### REQUIREMENT
Reproduce every line of the data below without changing anything.

── DATASET RECORDS ──

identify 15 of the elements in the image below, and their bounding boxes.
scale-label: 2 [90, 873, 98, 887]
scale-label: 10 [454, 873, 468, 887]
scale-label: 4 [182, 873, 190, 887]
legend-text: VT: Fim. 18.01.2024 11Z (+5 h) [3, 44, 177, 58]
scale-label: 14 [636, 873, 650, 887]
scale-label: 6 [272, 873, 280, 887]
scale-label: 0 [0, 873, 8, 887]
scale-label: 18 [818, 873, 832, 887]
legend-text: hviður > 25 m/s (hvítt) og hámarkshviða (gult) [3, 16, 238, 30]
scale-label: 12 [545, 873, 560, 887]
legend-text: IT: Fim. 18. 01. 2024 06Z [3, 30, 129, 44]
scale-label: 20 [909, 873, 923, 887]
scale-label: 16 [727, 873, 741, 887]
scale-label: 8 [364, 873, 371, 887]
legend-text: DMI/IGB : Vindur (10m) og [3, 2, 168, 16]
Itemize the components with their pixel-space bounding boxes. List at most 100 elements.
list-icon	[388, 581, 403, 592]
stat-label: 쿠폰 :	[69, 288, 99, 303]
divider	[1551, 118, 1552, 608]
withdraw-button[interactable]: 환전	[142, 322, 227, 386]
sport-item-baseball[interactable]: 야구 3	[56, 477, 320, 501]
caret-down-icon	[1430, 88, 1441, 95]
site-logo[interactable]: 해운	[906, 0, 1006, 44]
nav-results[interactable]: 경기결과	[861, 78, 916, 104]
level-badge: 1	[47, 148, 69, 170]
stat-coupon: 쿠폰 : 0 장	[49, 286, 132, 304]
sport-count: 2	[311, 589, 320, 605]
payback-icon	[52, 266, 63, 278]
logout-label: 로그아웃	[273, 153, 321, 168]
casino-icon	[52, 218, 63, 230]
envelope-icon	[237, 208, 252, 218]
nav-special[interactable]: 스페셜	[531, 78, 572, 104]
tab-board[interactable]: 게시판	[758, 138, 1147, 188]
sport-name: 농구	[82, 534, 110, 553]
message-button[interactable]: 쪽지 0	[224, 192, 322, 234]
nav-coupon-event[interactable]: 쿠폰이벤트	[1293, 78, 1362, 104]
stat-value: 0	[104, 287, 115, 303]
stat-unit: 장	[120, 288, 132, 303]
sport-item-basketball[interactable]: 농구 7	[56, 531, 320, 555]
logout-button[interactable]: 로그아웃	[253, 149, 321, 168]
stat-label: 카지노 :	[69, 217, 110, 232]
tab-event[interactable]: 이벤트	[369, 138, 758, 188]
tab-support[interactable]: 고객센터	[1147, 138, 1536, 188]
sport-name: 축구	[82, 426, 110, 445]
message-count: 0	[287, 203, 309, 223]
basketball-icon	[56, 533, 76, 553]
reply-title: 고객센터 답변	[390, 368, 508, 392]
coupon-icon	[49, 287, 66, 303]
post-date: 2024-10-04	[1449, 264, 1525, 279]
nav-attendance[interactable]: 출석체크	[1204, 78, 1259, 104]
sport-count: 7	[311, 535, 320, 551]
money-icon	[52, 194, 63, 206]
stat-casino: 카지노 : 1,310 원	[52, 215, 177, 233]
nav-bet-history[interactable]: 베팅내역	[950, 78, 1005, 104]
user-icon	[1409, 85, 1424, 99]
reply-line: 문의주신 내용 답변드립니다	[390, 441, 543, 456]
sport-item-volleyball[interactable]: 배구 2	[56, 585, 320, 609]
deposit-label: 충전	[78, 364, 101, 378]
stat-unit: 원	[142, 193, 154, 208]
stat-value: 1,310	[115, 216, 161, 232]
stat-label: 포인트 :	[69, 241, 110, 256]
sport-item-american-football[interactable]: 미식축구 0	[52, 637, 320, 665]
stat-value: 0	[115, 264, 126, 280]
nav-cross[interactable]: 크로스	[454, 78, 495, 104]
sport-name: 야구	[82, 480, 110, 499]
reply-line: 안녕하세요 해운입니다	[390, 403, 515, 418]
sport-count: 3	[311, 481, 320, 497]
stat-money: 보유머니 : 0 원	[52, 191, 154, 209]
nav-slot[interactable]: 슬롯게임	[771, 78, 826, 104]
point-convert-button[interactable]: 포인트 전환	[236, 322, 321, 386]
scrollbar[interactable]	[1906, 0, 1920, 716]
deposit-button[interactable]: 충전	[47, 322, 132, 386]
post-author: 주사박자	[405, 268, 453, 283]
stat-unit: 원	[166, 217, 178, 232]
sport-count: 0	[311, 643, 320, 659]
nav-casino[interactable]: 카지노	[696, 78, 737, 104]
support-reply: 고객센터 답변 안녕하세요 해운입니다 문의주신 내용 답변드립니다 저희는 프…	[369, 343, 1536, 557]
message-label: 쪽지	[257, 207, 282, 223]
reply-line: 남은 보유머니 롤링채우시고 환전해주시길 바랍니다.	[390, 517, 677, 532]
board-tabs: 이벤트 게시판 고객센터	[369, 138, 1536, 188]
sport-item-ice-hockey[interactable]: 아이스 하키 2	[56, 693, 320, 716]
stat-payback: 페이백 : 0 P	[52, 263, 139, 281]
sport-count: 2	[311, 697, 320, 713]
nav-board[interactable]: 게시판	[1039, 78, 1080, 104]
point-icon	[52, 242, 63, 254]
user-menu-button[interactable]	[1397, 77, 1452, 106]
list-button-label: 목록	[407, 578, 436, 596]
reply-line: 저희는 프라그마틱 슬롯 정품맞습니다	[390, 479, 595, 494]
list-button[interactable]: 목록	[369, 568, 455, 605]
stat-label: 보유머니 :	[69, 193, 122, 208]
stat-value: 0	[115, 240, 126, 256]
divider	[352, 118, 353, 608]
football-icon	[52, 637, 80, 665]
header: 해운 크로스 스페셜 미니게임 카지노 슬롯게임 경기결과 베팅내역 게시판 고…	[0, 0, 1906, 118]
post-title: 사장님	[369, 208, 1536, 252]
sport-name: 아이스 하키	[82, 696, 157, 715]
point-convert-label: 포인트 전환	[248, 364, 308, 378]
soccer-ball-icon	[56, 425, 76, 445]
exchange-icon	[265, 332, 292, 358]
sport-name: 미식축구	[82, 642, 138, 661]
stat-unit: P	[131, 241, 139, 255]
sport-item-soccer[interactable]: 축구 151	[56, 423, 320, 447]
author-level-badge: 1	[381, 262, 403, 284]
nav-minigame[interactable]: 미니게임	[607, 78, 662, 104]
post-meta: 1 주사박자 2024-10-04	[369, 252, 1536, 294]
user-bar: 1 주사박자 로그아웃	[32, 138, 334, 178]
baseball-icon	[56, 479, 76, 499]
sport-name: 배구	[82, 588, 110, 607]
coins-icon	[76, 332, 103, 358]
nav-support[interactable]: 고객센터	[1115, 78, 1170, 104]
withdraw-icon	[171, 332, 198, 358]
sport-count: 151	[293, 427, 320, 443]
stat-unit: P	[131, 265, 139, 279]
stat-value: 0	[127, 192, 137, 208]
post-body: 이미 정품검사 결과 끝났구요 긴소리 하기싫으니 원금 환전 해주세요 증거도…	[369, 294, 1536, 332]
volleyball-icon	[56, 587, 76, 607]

───

### WRITTEN RESPONSE
identify 15 of the elements in the image below, and their bounding boxes.
scale-label: 2 [90, 873, 98, 887]
scale-label: 10 [454, 873, 468, 887]
scale-label: 4 [182, 873, 190, 887]
legend-text: VT: Fim. 18.01.2024 11Z (+5 h) [3, 44, 177, 58]
scale-label: 14 [636, 873, 650, 887]
scale-label: 6 [272, 873, 280, 887]
scale-label: 0 [0, 873, 8, 887]
scale-label: 18 [818, 873, 832, 887]
legend-text: hviður > 25 m/s (hvítt) og hámarkshviða (gult) [3, 16, 238, 30]
scale-label: 12 [545, 873, 560, 887]
legend-text: IT: Fim. 18. 01. 2024 06Z [3, 30, 129, 44]
scale-label: 20 [909, 873, 923, 887]
scale-label: 16 [727, 873, 741, 887]
scale-label: 8 [364, 873, 371, 887]
legend-text: DMI/IGB : Vindur (10m) og [3, 2, 168, 16]
Itemize the components with their pixel-space bounding boxes. List at most 100 elements.
list-icon	[388, 581, 403, 592]
stat-label: 쿠폰 :	[69, 288, 99, 303]
divider	[1551, 118, 1552, 608]
withdraw-button[interactable]: 환전	[142, 322, 227, 386]
sport-item-baseball[interactable]: 야구 3	[56, 477, 320, 501]
caret-down-icon	[1430, 88, 1441, 95]
site-logo[interactable]: 해운	[906, 0, 1006, 44]
nav-results[interactable]: 경기결과	[861, 78, 916, 104]
level-badge: 1	[47, 148, 69, 170]
stat-coupon: 쿠폰 : 0 장	[49, 286, 132, 304]
sport-count: 2	[311, 589, 320, 605]
payback-icon	[52, 266, 63, 278]
logout-label: 로그아웃	[273, 153, 321, 168]
casino-icon	[52, 218, 63, 230]
envelope-icon	[237, 208, 252, 218]
nav-special[interactable]: 스페셜	[531, 78, 572, 104]
tab-board[interactable]: 게시판	[758, 138, 1147, 188]
sport-name: 농구	[82, 534, 110, 553]
message-button[interactable]: 쪽지 0	[224, 192, 322, 234]
nav-coupon-event[interactable]: 쿠폰이벤트	[1293, 78, 1362, 104]
stat-value: 0	[104, 287, 115, 303]
stat-unit: 장	[120, 288, 132, 303]
sport-item-basketball[interactable]: 농구 7	[56, 531, 320, 555]
logout-button[interactable]: 로그아웃	[253, 149, 321, 168]
stat-label: 카지노 :	[69, 217, 110, 232]
tab-event[interactable]: 이벤트	[369, 138, 758, 188]
tab-support[interactable]: 고객센터	[1147, 138, 1536, 188]
sport-name: 축구	[82, 426, 110, 445]
message-count: 0	[287, 203, 309, 223]
basketball-icon	[56, 533, 76, 553]
reply-title: 고객센터 답변	[390, 368, 508, 392]
coupon-icon	[49, 287, 66, 303]
post-date: 2024-10-04	[1449, 264, 1525, 279]
nav-attendance[interactable]: 출석체크	[1204, 78, 1259, 104]
sport-count: 7	[311, 535, 320, 551]
money-icon	[52, 194, 63, 206]
stat-casino: 카지노 : 1,310 원	[52, 215, 177, 233]
nav-bet-history[interactable]: 베팅내역	[950, 78, 1005, 104]
user-icon	[1409, 85, 1424, 99]
reply-line: 문의주신 내용 답변드립니다	[390, 441, 543, 456]
sport-item-volleyball[interactable]: 배구 2	[56, 585, 320, 609]
deposit-label: 충전	[78, 364, 101, 378]
stat-unit: 원	[142, 193, 154, 208]
stat-value: 1,310	[115, 216, 161, 232]
stat-label: 포인트 :	[69, 241, 110, 256]
sport-item-american-football[interactable]: 미식축구 0	[52, 637, 320, 665]
stat-value: 0	[115, 264, 126, 280]
nav-cross[interactable]: 크로스	[454, 78, 495, 104]
sport-name: 야구	[82, 480, 110, 499]
reply-line: 안녕하세요 해운입니다	[390, 403, 515, 418]
sport-count: 3	[311, 481, 320, 497]
stat-money: 보유머니 : 0 원	[52, 191, 154, 209]
nav-slot[interactable]: 슬롯게임	[771, 78, 826, 104]
point-convert-button[interactable]: 포인트 전환	[236, 322, 321, 386]
scrollbar[interactable]	[1906, 0, 1920, 716]
deposit-button[interactable]: 충전	[47, 322, 132, 386]
post-author: 주사박자	[405, 268, 453, 283]
stat-unit: 원	[166, 217, 178, 232]
sport-count: 0	[311, 643, 320, 659]
nav-casino[interactable]: 카지노	[696, 78, 737, 104]
support-reply: 고객센터 답변 안녕하세요 해운입니다 문의주신 내용 답변드립니다 저희는 프…	[369, 343, 1536, 557]
message-label: 쪽지	[257, 207, 282, 223]
reply-line: 남은 보유머니 롤링채우시고 환전해주시길 바랍니다.	[390, 517, 677, 532]
board-tabs: 이벤트 게시판 고객센터	[369, 138, 1536, 188]
sport-item-ice-hockey[interactable]: 아이스 하키 2	[56, 693, 320, 716]
stat-payback: 페이백 : 0 P	[52, 263, 139, 281]
sport-count: 2	[311, 697, 320, 713]
nav-board[interactable]: 게시판	[1039, 78, 1080, 104]
point-icon	[52, 242, 63, 254]
user-menu-button[interactable]	[1397, 77, 1452, 106]
list-button-label: 목록	[407, 578, 436, 596]
reply-line: 저희는 프라그마틱 슬롯 정품맞습니다	[390, 479, 595, 494]
list-button[interactable]: 목록	[369, 568, 455, 605]
stat-label: 보유머니 :	[69, 193, 122, 208]
stat-value: 0	[115, 240, 126, 256]
divider	[352, 118, 353, 608]
football-icon	[52, 637, 80, 665]
header: 해운 크로스 스페셜 미니게임 카지노 슬롯게임 경기결과 베팅내역 게시판 고…	[0, 0, 1906, 118]
post-title: 사장님	[369, 208, 1536, 252]
sport-name: 아이스 하키	[82, 696, 157, 715]
point-convert-label: 포인트 전환	[248, 364, 308, 378]
soccer-ball-icon	[56, 425, 76, 445]
exchange-icon	[265, 332, 292, 358]
sport-name: 미식축구	[82, 642, 138, 661]
stat-unit: P	[131, 241, 139, 255]
sport-item-soccer[interactable]: 축구 151	[56, 423, 320, 447]
author-level-badge: 1	[381, 262, 403, 284]
nav-minigame[interactable]: 미니게임	[607, 78, 662, 104]
post-meta: 1 주사박자 2024-10-04	[369, 252, 1536, 294]
user-bar: 1 주사박자 로그아웃	[32, 138, 334, 178]
baseball-icon	[56, 479, 76, 499]
sport-name: 배구	[82, 588, 110, 607]
coins-icon	[76, 332, 103, 358]
nav-support[interactable]: 고객센터	[1115, 78, 1170, 104]
withdraw-icon	[171, 332, 198, 358]
sport-count: 151	[293, 427, 320, 443]
stat-unit: P	[131, 265, 139, 279]
stat-value: 0	[127, 192, 137, 208]
post-body: 이미 정품검사 결과 끝났구요 긴소리 하기싫으니 원금 환전 해주세요 증거도…	[369, 294, 1536, 332]
volleyball-icon	[56, 587, 76, 607]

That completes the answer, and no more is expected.